Reproduce every entry exactly as shown.
╭──
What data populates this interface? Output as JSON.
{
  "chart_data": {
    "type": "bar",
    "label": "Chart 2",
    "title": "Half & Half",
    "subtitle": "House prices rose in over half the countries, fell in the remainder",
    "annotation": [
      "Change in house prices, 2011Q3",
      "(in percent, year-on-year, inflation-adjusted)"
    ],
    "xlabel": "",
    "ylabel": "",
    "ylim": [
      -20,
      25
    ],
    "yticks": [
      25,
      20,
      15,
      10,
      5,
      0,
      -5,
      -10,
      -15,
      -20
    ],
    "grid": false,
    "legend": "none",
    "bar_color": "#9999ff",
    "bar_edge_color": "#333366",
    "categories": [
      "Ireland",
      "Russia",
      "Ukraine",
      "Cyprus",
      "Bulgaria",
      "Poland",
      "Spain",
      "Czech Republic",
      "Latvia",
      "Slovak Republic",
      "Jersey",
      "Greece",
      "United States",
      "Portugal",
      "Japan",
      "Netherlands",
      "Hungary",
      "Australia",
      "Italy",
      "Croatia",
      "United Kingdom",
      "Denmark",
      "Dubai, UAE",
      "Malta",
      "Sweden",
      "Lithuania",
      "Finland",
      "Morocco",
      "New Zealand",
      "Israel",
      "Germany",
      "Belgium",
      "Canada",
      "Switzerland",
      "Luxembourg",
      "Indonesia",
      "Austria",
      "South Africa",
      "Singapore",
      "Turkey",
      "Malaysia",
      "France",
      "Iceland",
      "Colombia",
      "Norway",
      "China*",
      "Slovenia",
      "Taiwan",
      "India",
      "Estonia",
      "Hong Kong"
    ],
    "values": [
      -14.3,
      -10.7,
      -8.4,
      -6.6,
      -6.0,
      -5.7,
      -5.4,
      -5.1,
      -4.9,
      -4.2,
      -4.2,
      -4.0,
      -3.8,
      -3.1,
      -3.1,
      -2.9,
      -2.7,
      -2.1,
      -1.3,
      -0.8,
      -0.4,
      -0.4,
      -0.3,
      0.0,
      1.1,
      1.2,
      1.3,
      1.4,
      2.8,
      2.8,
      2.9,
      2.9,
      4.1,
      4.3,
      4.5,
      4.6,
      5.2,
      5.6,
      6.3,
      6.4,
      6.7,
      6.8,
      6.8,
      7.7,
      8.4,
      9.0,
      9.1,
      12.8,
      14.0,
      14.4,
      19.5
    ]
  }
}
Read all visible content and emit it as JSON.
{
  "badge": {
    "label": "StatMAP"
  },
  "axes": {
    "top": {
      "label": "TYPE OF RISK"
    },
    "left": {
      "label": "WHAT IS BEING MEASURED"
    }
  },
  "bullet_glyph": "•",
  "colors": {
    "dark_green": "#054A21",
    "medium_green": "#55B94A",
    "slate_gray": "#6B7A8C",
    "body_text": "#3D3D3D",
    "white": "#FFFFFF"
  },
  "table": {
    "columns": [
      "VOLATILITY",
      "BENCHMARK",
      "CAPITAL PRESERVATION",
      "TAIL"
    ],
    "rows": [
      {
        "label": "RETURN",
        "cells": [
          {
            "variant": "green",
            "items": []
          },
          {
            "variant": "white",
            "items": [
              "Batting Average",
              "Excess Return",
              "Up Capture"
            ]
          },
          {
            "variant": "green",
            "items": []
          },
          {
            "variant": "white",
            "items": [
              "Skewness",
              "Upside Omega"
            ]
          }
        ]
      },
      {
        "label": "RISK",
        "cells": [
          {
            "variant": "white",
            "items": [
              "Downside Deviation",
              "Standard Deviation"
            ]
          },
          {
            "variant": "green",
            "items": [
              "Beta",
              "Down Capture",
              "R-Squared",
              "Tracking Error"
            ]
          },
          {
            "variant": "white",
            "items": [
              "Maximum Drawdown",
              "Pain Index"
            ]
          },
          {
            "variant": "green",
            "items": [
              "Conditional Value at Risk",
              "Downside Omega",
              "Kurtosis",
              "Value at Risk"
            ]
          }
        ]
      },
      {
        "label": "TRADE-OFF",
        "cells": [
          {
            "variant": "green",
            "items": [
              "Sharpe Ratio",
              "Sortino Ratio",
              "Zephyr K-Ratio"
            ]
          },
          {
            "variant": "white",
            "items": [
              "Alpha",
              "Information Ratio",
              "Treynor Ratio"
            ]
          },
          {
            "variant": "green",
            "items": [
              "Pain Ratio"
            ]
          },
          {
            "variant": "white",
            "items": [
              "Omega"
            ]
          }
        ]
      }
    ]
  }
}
╰──
## The result
What data populates this interface? Output as JSON.
{
  "chart_data": {
    "type": "bar",
    "label": "Chart 2",
    "title": "Half & Half",
    "subtitle": "House prices rose in over half the countries, fell in the remainder",
    "annotation": [
      "Change in house prices, 2011Q3",
      "(in percent, year-on-year, inflation-adjusted)"
    ],
    "xlabel": "",
    "ylabel": "",
    "ylim": [
      -20,
      25
    ],
    "yticks": [
      25,
      20,
      15,
      10,
      5,
      0,
      -5,
      -10,
      -15,
      -20
    ],
    "grid": false,
    "legend": "none",
    "bar_color": "#9999ff",
    "bar_edge_color": "#333366",
    "categories": [
      "Ireland",
      "Russia",
      "Ukraine",
      "Cyprus",
      "Bulgaria",
      "Poland",
      "Spain",
      "Czech Republic",
      "Latvia",
      "Slovak Republic",
      "Jersey",
      "Greece",
      "United States",
      "Portugal",
      "Japan",
      "Netherlands",
      "Hungary",
      "Australia",
      "Italy",
      "Croatia",
      "United Kingdom",
      "Denmark",
      "Dubai, UAE",
      "Malta",
      "Sweden",
      "Lithuania",
      "Finland",
      "Morocco",
      "New Zealand",
      "Israel",
      "Germany",
      "Belgium",
      "Canada",
      "Switzerland",
      "Luxembourg",
      "Indonesia",
      "Austria",
      "South Africa",
      "Singapore",
      "Turkey",
      "Malaysia",
      "France",
      "Iceland",
      "Colombia",
      "Norway",
      "China*",
      "Slovenia",
      "Taiwan",
      "India",
      "Estonia",
      "Hong Kong"
    ],
    "values": [
      -14.3,
      -10.7,
      -8.4,
      -6.6,
      -6.0,
      -5.7,
      -5.4,
      -5.1,
      -4.9,
      -4.2,
      -4.2,
      -4.0,
      -3.8,
      -3.1,
      -3.1,
      -2.9,
      -2.7,
      -2.1,
      -1.3,
      -0.8,
      -0.4,
      -0.4,
      -0.3,
      0.0,
      1.1,
      1.2,
      1.3,
      1.4,
      2.8,
      2.8,
      2.9,
      2.9,
      4.1,
      4.3,
      4.5,
      4.6,
      5.2,
      5.6,
      6.3,
      6.4,
      6.7,
      6.8,
      6.8,
      7.7,
      8.4,
      9.0,
      9.1,
      12.8,
      14.0,
      14.4,
      19.5
    ]
  }
}
Read all visible content and emit it as JSON.
{
  "badge": {
    "label": "StatMAP"
  },
  "axes": {
    "top": {
      "label": "TYPE OF RISK"
    },
    "left": {
      "label": "WHAT IS BEING MEASURED"
    }
  },
  "bullet_glyph": "•",
  "colors": {
    "dark_green": "#054A21",
    "medium_green": "#55B94A",
    "slate_gray": "#6B7A8C",
    "body_text": "#3D3D3D",
    "white": "#FFFFFF"
  },
  "table": {
    "columns": [
      "VOLATILITY",
      "BENCHMARK",
      "CAPITAL PRESERVATION",
      "TAIL"
    ],
    "rows": [
      {
        "label": "RETURN",
        "cells": [
          {
            "variant": "green",
            "items": []
          },
          {
            "variant": "white",
            "items": [
              "Batting Average",
              "Excess Return",
              "Up Capture"
            ]
          },
          {
            "variant": "green",
            "items": []
          },
          {
            "variant": "white",
            "items": [
              "Skewness",
              "Upside Omega"
            ]
          }
        ]
      },
      {
        "label": "RISK",
        "cells": [
          {
            "variant": "white",
            "items": [
              "Downside Deviation",
              "Standard Deviation"
            ]
          },
          {
            "variant": "green",
            "items": [
              "Beta",
              "Down Capture",
              "R-Squared",
              "Tracking Error"
            ]
          },
          {
            "variant": "white",
            "items": [
              "Maximum Drawdown",
              "Pain Index"
            ]
          },
          {
            "variant": "green",
            "items": [
              "Conditional Value at Risk",
              "Downside Omega",
              "Kurtosis",
              "Value at Risk"
            ]
          }
        ]
      },
      {
        "label": "TRADE-OFF",
        "cells": [
          {
            "variant": "green",
            "items": [
              "Sharpe Ratio",
              "Sortino Ratio",
              "Zephyr K-Ratio"
            ]
          },
          {
            "variant": "white",
            "items": [
              "Alpha",
              "Information Ratio",
              "Treynor Ratio"
            ]
          },
          {
            "variant": "green",
            "items": [
              "Pain Ratio"
            ]
          },
          {
            "variant": "white",
            "items": [
              "Omega"
            ]
          }
        ]
      }
    ]
  }
}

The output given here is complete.